#### [Work required]
Return every record below exactly as written, but leave out the pictures.

#### [Data provided]
---

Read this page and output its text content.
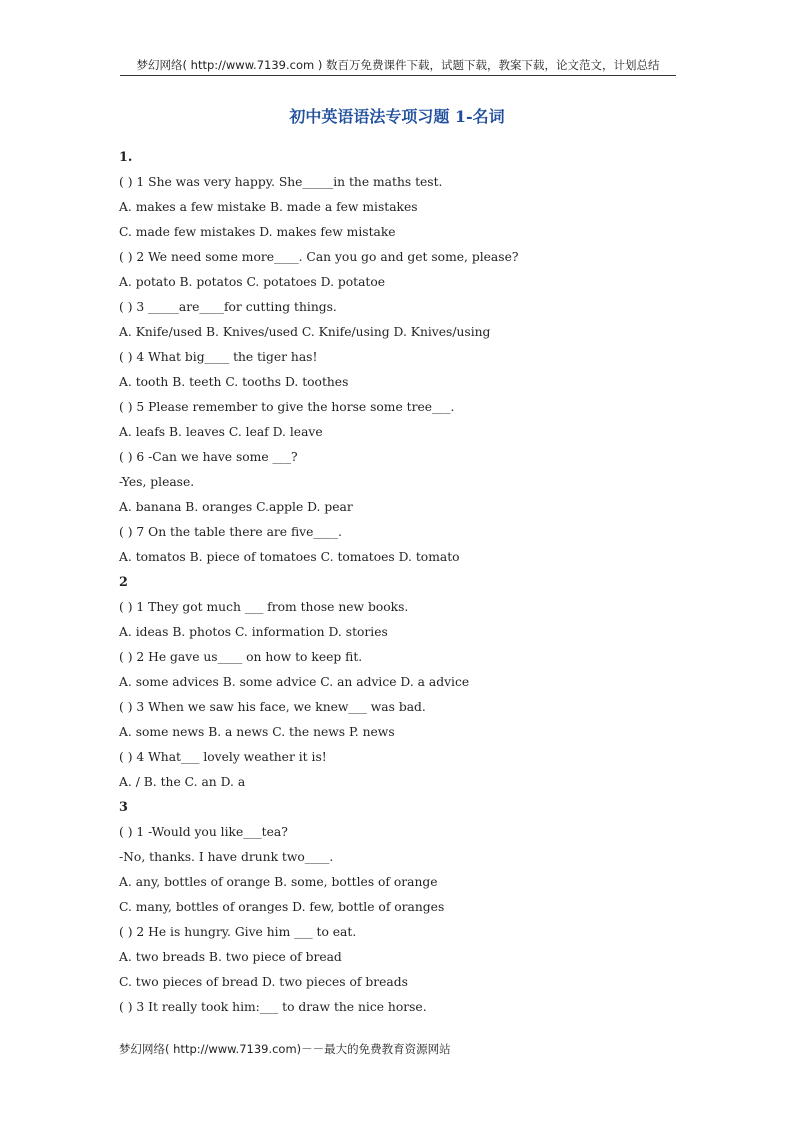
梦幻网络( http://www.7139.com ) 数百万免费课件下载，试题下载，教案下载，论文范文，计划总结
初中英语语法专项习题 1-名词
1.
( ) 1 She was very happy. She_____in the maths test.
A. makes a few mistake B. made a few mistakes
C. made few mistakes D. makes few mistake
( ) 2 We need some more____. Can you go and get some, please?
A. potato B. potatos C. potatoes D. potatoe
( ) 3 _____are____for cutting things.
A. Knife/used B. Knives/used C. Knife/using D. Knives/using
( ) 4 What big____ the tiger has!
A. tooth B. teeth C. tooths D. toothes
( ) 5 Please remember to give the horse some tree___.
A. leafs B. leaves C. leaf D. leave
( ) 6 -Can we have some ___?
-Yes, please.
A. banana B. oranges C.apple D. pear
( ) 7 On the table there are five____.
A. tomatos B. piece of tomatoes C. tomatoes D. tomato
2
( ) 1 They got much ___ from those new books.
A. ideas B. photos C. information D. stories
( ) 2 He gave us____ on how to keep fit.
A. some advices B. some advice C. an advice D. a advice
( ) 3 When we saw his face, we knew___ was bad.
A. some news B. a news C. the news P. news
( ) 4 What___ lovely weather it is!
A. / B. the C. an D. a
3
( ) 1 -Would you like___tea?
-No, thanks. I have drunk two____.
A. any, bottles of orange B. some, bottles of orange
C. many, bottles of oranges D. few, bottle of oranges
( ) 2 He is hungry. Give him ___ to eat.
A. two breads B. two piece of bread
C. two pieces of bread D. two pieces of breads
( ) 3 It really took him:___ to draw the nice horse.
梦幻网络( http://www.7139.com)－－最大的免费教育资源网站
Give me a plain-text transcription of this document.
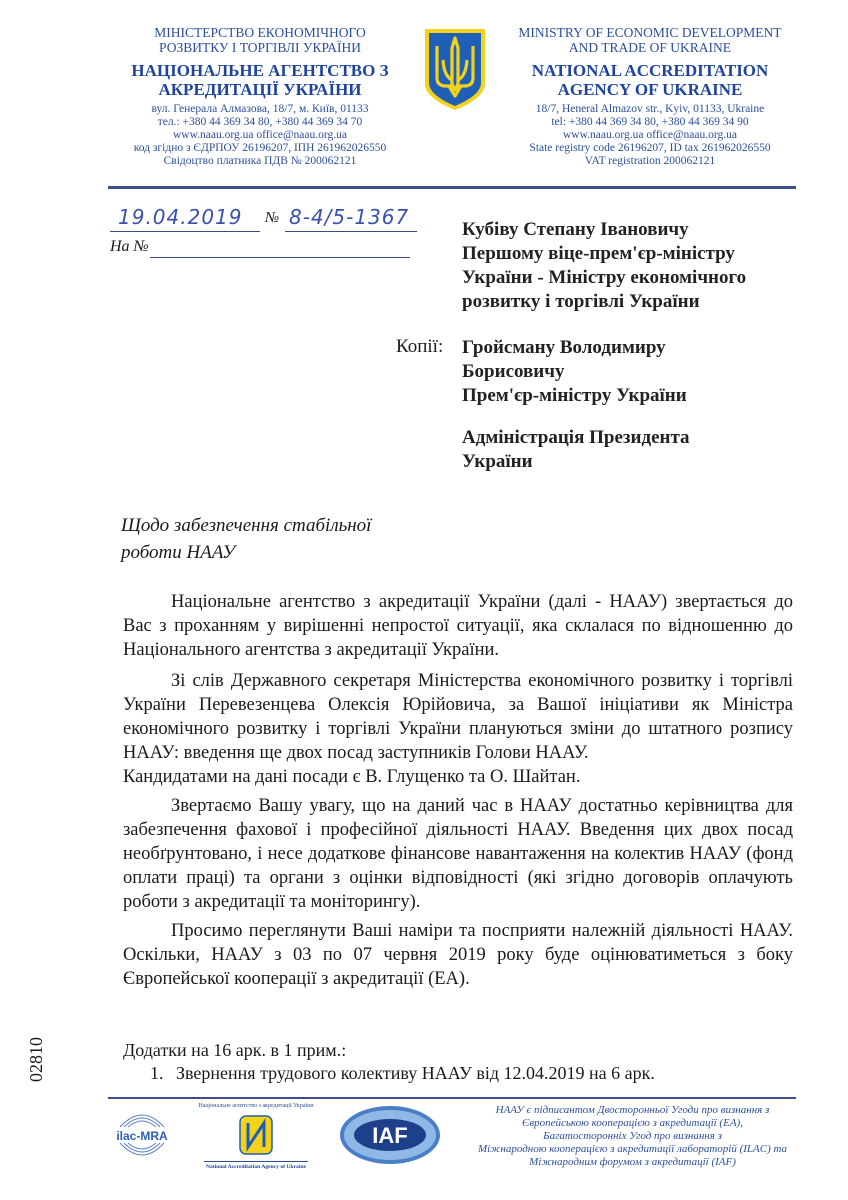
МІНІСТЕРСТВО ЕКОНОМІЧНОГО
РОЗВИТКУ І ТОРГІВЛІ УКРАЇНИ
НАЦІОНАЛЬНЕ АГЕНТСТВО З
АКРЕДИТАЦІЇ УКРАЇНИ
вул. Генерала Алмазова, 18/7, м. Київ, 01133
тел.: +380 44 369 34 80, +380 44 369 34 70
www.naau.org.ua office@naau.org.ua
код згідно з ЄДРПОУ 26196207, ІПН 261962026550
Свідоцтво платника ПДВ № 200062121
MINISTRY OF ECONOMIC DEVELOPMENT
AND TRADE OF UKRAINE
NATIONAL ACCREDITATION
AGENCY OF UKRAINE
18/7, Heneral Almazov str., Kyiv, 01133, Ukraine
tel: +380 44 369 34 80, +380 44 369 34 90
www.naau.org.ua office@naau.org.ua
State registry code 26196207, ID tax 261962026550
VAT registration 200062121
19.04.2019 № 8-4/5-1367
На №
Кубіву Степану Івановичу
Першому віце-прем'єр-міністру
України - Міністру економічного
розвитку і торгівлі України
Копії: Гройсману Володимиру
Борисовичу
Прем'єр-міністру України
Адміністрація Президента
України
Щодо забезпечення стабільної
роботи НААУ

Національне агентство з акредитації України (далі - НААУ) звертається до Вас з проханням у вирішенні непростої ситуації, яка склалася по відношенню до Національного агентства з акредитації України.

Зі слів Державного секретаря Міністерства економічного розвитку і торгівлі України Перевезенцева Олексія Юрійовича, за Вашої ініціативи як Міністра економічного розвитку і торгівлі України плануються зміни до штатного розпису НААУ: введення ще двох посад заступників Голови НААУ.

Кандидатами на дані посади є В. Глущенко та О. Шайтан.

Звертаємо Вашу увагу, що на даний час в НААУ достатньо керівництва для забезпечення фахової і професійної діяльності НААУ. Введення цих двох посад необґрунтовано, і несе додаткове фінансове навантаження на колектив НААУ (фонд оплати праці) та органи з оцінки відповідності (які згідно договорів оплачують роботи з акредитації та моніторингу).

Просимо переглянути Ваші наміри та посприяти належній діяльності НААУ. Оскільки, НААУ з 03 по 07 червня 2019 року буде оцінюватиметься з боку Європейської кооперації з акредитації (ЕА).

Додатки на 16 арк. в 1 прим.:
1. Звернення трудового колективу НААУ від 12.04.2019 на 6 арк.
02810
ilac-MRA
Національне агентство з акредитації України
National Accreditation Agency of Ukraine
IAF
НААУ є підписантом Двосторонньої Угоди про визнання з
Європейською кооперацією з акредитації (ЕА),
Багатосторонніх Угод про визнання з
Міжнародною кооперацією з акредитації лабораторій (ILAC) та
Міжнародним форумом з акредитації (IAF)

---

#### [Task answer]
Read this page and output its text content.
梦幻网络( http://www.7139.com ) 数百万免费课件下载，试题下载，教案下载，论文范文，计划总结
初中英语语法专项习题 1-名词
1.
( ) 1 She was very happy. She_____in the maths test.
A. makes a few mistake B. made a few mistakes
C. made few mistakes D. makes few mistake
( ) 2 We need some more____. Can you go and get some, please?
A. potato B. potatos C. potatoes D. potatoe
( ) 3 _____are____for cutting things.
A. Knife/used B. Knives/used C. Knife/using D. Knives/using
( ) 4 What big____ the tiger has!
A. tooth B. teeth C. tooths D. toothes
( ) 5 Please remember to give the horse some tree___.
A. leafs B. leaves C. leaf D. leave
( ) 6 -Can we have some ___?
-Yes, please.
A. banana B. oranges C.apple D. pear
( ) 7 On the table there are five____.
A. tomatos B. piece of tomatoes C. tomatoes D. tomato
2
( ) 1 They got much ___ from those new books.
A. ideas B. photos C. information D. stories
( ) 2 He gave us____ on how to keep fit.
A. some advices B. some advice C. an advice D. a advice
( ) 3 When we saw his face, we knew___ was bad.
A. some news B. a news C. the news P. news
( ) 4 What___ lovely weather it is!
A. / B. the C. an D. a
3
( ) 1 -Would you like___tea?
-No, thanks. I have drunk two____.
A. any, bottles of orange B. some, bottles of orange
C. many, bottles of oranges D. few, bottle of oranges
( ) 2 He is hungry. Give him ___ to eat.
A. two breads B. two piece of bread
C. two pieces of bread D. two pieces of breads
( ) 3 It really took him:___ to draw the nice horse.
梦幻网络( http://www.7139.com)－－最大的免费教育资源网站
Give me a plain-text transcription of this document.
МІНІСТЕРСТВО ЕКОНОМІЧНОГО
РОЗВИТКУ І ТОРГІВЛІ УКРАЇНИ
НАЦІОНАЛЬНЕ АГЕНТСТВО З
АКРЕДИТАЦІЇ УКРАЇНИ
вул. Генерала Алмазова, 18/7, м. Київ, 01133
тел.: +380 44 369 34 80, +380 44 369 34 70
www.naau.org.ua office@naau.org.ua
код згідно з ЄДРПОУ 26196207, ІПН 261962026550
Свідоцтво платника ПДВ № 200062121
MINISTRY OF ECONOMIC DEVELOPMENT
AND TRADE OF UKRAINE
NATIONAL ACCREDITATION
AGENCY OF UKRAINE
18/7, Heneral Almazov str., Kyiv, 01133, Ukraine
tel: +380 44 369 34 80, +380 44 369 34 90
www.naau.org.ua office@naau.org.ua
State registry code 26196207, ID tax 261962026550
VAT registration 200062121
19.04.2019 № 8-4/5-1367
На №
Кубіву Степану Івановичу
Першому віце-прем'єр-міністру
України - Міністру економічного
розвитку і торгівлі України
Копії: Гройсману Володимиру
Борисовичу
Прем'єр-міністру України
Адміністрація Президента
України
Щодо забезпечення стабільної
роботи НААУ

Національне агентство з акредитації України (далі - НААУ) звертається до Вас з проханням у вирішенні непростої ситуації, яка склалася по відношенню до Національного агентства з акредитації України.

Зі слів Державного секретаря Міністерства економічного розвитку і торгівлі України Перевезенцева Олексія Юрійовича, за Вашої ініціативи як Міністра економічного розвитку і торгівлі України плануються зміни до штатного розпису НААУ: введення ще двох посад заступників Голови НААУ.

Кандидатами на дані посади є В. Глущенко та О. Шайтан.

Звертаємо Вашу увагу, що на даний час в НААУ достатньо керівництва для забезпечення фахової і професійної діяльності НААУ. Введення цих двох посад необґрунтовано, і несе додаткове фінансове навантаження на колектив НААУ (фонд оплати праці) та органи з оцінки відповідності (які згідно договорів оплачують роботи з акредитації та моніторингу).

Просимо переглянути Ваші наміри та посприяти належній діяльності НААУ. Оскільки, НААУ з 03 по 07 червня 2019 року буде оцінюватиметься з боку Європейської кооперації з акредитації (ЕА).

Додатки на 16 арк. в 1 прим.:
1. Звернення трудового колективу НААУ від 12.04.2019 на 6 арк.
02810
ilac-MRA
Національне агентство з акредитації України
National Accreditation Agency of Ukraine
IAF
НААУ є підписантом Двосторонньої Угоди про визнання з
Європейською кооперацією з акредитації (ЕА),
Багатосторонніх Угод про визнання з
Міжнародною кооперацією з акредитації лабораторій (ILAC) та
Міжнародним форумом з акредитації (IAF)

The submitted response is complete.